→ **Prompt**
Determine how many lines in the data below contain "which" and write only that number.

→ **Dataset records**
==============================

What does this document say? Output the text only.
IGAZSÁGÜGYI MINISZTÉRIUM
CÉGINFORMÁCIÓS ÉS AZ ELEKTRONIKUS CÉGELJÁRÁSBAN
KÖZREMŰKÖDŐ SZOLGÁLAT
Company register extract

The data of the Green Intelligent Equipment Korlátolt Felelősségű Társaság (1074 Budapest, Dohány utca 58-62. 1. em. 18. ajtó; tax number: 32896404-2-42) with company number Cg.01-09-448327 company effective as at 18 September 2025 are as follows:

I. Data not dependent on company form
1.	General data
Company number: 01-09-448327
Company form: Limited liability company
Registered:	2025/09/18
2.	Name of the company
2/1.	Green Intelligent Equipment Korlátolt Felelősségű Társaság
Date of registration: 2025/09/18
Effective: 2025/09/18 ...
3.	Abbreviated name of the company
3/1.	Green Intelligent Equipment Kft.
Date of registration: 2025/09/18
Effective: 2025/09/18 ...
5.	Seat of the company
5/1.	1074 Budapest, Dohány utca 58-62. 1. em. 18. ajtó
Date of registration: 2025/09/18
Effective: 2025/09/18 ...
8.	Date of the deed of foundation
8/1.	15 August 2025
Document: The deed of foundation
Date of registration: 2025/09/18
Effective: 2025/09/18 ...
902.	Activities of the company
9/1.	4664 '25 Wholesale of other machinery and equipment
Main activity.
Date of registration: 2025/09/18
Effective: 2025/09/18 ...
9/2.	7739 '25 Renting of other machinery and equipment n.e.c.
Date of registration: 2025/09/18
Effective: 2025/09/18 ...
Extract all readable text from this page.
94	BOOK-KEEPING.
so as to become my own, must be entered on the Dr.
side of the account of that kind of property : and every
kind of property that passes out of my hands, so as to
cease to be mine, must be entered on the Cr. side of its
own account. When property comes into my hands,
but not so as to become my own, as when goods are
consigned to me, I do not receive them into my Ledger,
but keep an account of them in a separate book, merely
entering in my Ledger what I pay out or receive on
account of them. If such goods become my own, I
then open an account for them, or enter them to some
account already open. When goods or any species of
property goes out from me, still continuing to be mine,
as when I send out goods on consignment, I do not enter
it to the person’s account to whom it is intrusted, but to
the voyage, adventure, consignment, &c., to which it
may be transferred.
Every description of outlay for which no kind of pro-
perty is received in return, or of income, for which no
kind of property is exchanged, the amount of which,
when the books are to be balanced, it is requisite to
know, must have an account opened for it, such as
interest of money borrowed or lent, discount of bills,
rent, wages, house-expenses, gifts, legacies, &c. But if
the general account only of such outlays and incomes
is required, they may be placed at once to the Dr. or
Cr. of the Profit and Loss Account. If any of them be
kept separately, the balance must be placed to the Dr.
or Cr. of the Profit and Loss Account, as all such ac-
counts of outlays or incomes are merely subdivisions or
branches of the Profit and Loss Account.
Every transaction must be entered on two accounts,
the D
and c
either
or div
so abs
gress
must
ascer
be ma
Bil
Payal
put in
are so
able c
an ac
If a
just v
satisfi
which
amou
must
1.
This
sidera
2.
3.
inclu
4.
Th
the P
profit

==============================

→ **Answer to this exercise**
5